_Collected data:_
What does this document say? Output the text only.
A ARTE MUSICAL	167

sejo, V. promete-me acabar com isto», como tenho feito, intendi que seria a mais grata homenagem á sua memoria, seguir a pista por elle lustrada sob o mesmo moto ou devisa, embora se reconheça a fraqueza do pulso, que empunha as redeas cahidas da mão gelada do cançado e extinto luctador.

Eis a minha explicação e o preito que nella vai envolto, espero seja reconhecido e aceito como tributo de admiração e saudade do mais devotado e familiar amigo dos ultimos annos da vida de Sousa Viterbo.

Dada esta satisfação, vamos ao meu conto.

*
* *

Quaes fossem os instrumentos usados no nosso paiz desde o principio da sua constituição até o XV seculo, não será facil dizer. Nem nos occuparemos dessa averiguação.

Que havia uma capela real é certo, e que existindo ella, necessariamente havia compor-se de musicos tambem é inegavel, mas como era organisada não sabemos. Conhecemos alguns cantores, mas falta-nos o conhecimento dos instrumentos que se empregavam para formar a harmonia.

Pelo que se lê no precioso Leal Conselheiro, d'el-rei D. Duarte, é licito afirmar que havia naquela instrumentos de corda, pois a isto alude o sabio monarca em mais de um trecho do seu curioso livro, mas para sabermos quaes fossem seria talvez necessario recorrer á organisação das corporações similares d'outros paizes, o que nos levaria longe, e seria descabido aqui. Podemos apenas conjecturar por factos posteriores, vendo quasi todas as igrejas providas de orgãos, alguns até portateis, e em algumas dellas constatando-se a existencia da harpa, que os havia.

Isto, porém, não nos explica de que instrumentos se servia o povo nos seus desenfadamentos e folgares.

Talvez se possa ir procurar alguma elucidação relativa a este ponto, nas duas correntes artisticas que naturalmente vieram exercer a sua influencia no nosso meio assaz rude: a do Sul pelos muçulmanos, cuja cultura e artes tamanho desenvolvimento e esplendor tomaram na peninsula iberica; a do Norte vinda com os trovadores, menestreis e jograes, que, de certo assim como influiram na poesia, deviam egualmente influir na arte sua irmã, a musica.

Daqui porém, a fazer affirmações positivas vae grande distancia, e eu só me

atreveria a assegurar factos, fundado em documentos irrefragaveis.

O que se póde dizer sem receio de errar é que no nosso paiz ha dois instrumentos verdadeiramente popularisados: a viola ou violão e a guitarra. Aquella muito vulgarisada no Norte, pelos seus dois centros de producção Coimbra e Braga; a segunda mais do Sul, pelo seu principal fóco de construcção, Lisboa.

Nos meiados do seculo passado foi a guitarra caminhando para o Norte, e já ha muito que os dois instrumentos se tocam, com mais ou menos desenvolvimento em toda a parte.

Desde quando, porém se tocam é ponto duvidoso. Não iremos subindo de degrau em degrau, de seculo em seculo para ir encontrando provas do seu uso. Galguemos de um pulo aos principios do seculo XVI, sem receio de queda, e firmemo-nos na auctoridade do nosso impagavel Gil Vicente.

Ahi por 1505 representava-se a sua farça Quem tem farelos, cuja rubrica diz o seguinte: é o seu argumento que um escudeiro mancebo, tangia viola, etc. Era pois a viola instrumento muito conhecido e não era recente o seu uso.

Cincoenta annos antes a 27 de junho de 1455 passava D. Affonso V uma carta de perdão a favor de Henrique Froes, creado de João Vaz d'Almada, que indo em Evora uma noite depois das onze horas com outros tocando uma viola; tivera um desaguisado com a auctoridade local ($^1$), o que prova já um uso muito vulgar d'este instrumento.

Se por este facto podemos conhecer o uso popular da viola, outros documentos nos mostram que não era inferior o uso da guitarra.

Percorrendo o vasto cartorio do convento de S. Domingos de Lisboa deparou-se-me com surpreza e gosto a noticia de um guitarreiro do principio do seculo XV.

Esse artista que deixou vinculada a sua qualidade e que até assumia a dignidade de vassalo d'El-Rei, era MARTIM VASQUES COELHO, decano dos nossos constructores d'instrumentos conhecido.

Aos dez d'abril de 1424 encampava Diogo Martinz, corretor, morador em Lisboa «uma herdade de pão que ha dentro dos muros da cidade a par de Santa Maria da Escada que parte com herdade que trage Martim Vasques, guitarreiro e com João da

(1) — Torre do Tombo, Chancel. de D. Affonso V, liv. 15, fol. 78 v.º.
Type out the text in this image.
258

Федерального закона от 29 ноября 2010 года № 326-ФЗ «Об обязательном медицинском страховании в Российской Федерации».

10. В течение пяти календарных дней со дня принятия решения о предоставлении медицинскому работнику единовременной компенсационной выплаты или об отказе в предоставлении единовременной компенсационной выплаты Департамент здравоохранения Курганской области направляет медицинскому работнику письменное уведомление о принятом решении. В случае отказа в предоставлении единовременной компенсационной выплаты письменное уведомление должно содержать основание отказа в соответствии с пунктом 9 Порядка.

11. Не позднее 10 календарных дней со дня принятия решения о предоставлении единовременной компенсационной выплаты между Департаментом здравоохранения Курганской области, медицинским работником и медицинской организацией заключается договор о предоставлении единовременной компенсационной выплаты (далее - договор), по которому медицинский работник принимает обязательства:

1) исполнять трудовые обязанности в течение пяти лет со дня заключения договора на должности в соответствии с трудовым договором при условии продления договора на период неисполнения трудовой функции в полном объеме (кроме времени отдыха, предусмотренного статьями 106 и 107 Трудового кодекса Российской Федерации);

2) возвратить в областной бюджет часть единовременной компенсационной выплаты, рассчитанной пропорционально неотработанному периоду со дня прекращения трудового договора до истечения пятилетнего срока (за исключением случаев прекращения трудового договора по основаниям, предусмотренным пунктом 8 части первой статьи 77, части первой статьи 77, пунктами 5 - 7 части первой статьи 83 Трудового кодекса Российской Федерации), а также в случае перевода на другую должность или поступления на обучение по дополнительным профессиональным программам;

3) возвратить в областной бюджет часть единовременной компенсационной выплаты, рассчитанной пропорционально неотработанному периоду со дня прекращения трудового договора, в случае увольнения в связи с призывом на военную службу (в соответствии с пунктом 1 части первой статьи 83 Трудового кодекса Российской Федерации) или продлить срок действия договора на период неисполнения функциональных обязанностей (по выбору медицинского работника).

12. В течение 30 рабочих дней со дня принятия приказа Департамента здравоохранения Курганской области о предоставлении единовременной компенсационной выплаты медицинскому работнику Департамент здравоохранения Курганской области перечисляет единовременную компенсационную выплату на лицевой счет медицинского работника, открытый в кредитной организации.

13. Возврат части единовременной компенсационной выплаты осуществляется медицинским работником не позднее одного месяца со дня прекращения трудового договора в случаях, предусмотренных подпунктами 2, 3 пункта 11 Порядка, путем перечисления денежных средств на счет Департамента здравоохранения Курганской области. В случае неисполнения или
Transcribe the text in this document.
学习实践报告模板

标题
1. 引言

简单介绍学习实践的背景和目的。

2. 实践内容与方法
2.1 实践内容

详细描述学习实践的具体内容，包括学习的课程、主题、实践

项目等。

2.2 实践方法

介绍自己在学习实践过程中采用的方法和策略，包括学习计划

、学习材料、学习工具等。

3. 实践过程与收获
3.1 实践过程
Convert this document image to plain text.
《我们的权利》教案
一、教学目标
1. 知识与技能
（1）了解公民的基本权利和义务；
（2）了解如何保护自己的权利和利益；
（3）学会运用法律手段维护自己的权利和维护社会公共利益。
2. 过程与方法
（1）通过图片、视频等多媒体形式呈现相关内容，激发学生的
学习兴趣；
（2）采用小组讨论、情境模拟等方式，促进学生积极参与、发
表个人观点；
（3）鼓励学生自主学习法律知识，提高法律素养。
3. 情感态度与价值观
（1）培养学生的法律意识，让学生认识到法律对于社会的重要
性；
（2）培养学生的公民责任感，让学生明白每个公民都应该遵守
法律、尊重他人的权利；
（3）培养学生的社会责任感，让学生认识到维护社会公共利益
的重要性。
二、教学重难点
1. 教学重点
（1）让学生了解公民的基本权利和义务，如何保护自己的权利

_Prompt:_ Output the listing above exactly as it appears.

_Worked solution:_
What does this document say? Output the text only.
A ARTE MUSICAL	167

sejo, V. promete-me acabar com isto», como tenho feito, intendi que seria a mais grata homenagem á sua memoria, seguir a pista por elle lustrada sob o mesmo moto ou devisa, embora se reconheça a fraqueza do pulso, que empunha as redeas cahidas da mão gelada do cançado e extinto luctador.

Eis a minha explicação e o preito que nella vai envolto, espero seja reconhecido e aceito como tributo de admiração e saudade do mais devotado e familiar amigo dos ultimos annos da vida de Sousa Viterbo.

Dada esta satisfação, vamos ao meu conto.

*
* *

Quaes fossem os instrumentos usados no nosso paiz desde o principio da sua constituição até o XV seculo, não será facil dizer. Nem nos occuparemos dessa averiguação.

Que havia uma capela real é certo, e que existindo ella, necessariamente havia compor-se de musicos tambem é inegavel, mas como era organisada não sabemos. Conhecemos alguns cantores, mas falta-nos o conhecimento dos instrumentos que se empregavam para formar a harmonia.

Pelo que se lê no precioso Leal Conselheiro, d'el-rei D. Duarte, é licito afirmar que havia naquela instrumentos de corda, pois a isto alude o sabio monarca em mais de um trecho do seu curioso livro, mas para sabermos quaes fossem seria talvez necessario recorrer á organisação das corporações similares d'outros paizes, o que nos levaria longe, e seria descabido aqui. Podemos apenas conjecturar por factos posteriores, vendo quasi todas as igrejas providas de orgãos, alguns até portateis, e em algumas dellas constatando-se a existencia da harpa, que os havia.

Isto, porém, não nos explica de que instrumentos se servia o povo nos seus desenfadamentos e folgares.

Talvez se possa ir procurar alguma elucidação relativa a este ponto, nas duas correntes artisticas que naturalmente vieram exercer a sua influencia no nosso meio assaz rude: a do Sul pelos muçulmanos, cuja cultura e artes tamanho desenvolvimento e esplendor tomaram na peninsula iberica; a do Norte vinda com os trovadores, menestreis e jograes, que, de certo assim como influiram na poesia, deviam egualmente influir na arte sua irmã, a musica.

Daqui porém, a fazer affirmações positivas vae grande distancia, e eu só me

atreveria a assegurar factos, fundado em documentos irrefragaveis.

O que se póde dizer sem receio de errar é que no nosso paiz ha dois instrumentos verdadeiramente popularisados: a viola ou violão e a guitarra. Aquella muito vulgarisada no Norte, pelos seus dois centros de producção Coimbra e Braga; a segunda mais do Sul, pelo seu principal fóco de construcção, Lisboa.

Nos meiados do seculo passado foi a guitarra caminhando para o Norte, e já ha muito que os dois instrumentos se tocam, com mais ou menos desenvolvimento em toda a parte.

Desde quando, porém se tocam é ponto duvidoso. Não iremos subindo de degrau em degrau, de seculo em seculo para ir encontrando provas do seu uso. Galguemos de um pulo aos principios do seculo XVI, sem receio de queda, e firmemo-nos na auctoridade do nosso impagavel Gil Vicente.

Ahi por 1505 representava-se a sua farça Quem tem farelos, cuja rubrica diz o seguinte: é o seu argumento que um escudeiro mancebo, tangia viola, etc. Era pois a viola instrumento muito conhecido e não era recente o seu uso.

Cincoenta annos antes a 27 de junho de 1455 passava D. Affonso V uma carta de perdão a favor de Henrique Froes, creado de João Vaz d'Almada, que indo em Evora uma noite depois das onze horas com outros tocando uma viola; tivera um desaguisado com a auctoridade local ($^1$), o que prova já um uso muito vulgar d'este instrumento.

Se por este facto podemos conhecer o uso popular da viola, outros documentos nos mostram que não era inferior o uso da guitarra.

Percorrendo o vasto cartorio do convento de S. Domingos de Lisboa deparou-se-me com surpreza e gosto a noticia de um guitarreiro do principio do seculo XV.

Esse artista que deixou vinculada a sua qualidade e que até assumia a dignidade de vassalo d'El-Rei, era MARTIM VASQUES COELHO, decano dos nossos constructores d'instrumentos conhecido.

Aos dez d'abril de 1424 encampava Diogo Martinz, corretor, morador em Lisboa «uma herdade de pão que ha dentro dos muros da cidade a par de Santa Maria da Escada que parte com herdade que trage Martim Vasques, guitarreiro e com João da

(1) — Torre do Tombo, Chancel. de D. Affonso V, liv. 15, fol. 78 v.º.
Type out the text in this image.
258

Федерального закона от 29 ноября 2010 года № 326-ФЗ «Об обязательном медицинском страховании в Российской Федерации».

10. В течение пяти календарных дней со дня принятия решения о предоставлении медицинскому работнику единовременной компенсационной выплаты или об отказе в предоставлении единовременной компенсационной выплаты Департамент здравоохранения Курганской области направляет медицинскому работнику письменное уведомление о принятом решении. В случае отказа в предоставлении единовременной компенсационной выплаты письменное уведомление должно содержать основание отказа в соответствии с пунктом 9 Порядка.

11. Не позднее 10 календарных дней со дня принятия решения о предоставлении единовременной компенсационной выплаты между Департаментом здравоохранения Курганской области, медицинским работником и медицинской организацией заключается договор о предоставлении единовременной компенсационной выплаты (далее - договор), по которому медицинский работник принимает обязательства:

1) исполнять трудовые обязанности в течение пяти лет со дня заключения договора на должности в соответствии с трудовым договором при условии продления договора на период неисполнения трудовой функции в полном объеме (кроме времени отдыха, предусмотренного статьями 106 и 107 Трудового кодекса Российской Федерации);

2) возвратить в областной бюджет часть единовременной компенсационной выплаты, рассчитанной пропорционально неотработанному периоду со дня прекращения трудового договора до истечения пятилетнего срока (за исключением случаев прекращения трудового договора по основаниям, предусмотренным пунктом 8 части первой статьи 77, части первой статьи 77, пунктами 5 - 7 части первой статьи 83 Трудового кодекса Российской Федерации), а также в случае перевода на другую должность или поступления на обучение по дополнительным профессиональным программам;

3) возвратить в областной бюджет часть единовременной компенсационной выплаты, рассчитанной пропорционально неотработанному периоду со дня прекращения трудового договора, в случае увольнения в связи с призывом на военную службу (в соответствии с пунктом 1 части первой статьи 83 Трудового кодекса Российской Федерации) или продлить срок действия договора на период неисполнения функциональных обязанностей (по выбору медицинского работника).

12. В течение 30 рабочих дней со дня принятия приказа Департамента здравоохранения Курганской области о предоставлении единовременной компенсационной выплаты медицинскому работнику Департамент здравоохранения Курганской области перечисляет единовременную компенсационную выплату на лицевой счет медицинского работника, открытый в кредитной организации.

13. Возврат части единовременной компенсационной выплаты осуществляется медицинским работником не позднее одного месяца со дня прекращения трудового договора в случаях, предусмотренных подпунктами 2, 3 пункта 11 Порядка, путем перечисления денежных средств на счет Департамента здравоохранения Курганской области. В случае неисполнения или
Transcribe the text in this document.
学习实践报告模板

标题
1. 引言

简单介绍学习实践的背景和目的。

2. 实践内容与方法
2.1 实践内容

详细描述学习实践的具体内容，包括学习的课程、主题、实践

项目等。

2.2 实践方法

介绍自己在学习实践过程中采用的方法和策略，包括学习计划

、学习材料、学习工具等。

3. 实践过程与收获
3.1 实践过程
Convert this document image to plain text.
《我们的权利》教案
一、教学目标
1. 知识与技能
（1）了解公民的基本权利和义务；
（2）了解如何保护自己的权利和利益；
（3）学会运用法律手段维护自己的权利和维护社会公共利益。
2. 过程与方法
（1）通过图片、视频等多媒体形式呈现相关内容，激发学生的
学习兴趣；
（2）采用小组讨论、情境模拟等方式，促进学生积极参与、发
表个人观点；
（3）鼓励学生自主学习法律知识，提高法律素养。
3. 情感态度与价值观
（1）培养学生的法律意识，让学生认识到法律对于社会的重要
性；
（2）培养学生的公民责任感，让学生明白每个公民都应该遵守
法律、尊重他人的权利；
（3）培养学生的社会责任感，让学生认识到维护社会公共利益
的重要性。
二、教学重难点
1. 教学重点
（1）让学生了解公民的基本权利和义务，如何保护自己的权利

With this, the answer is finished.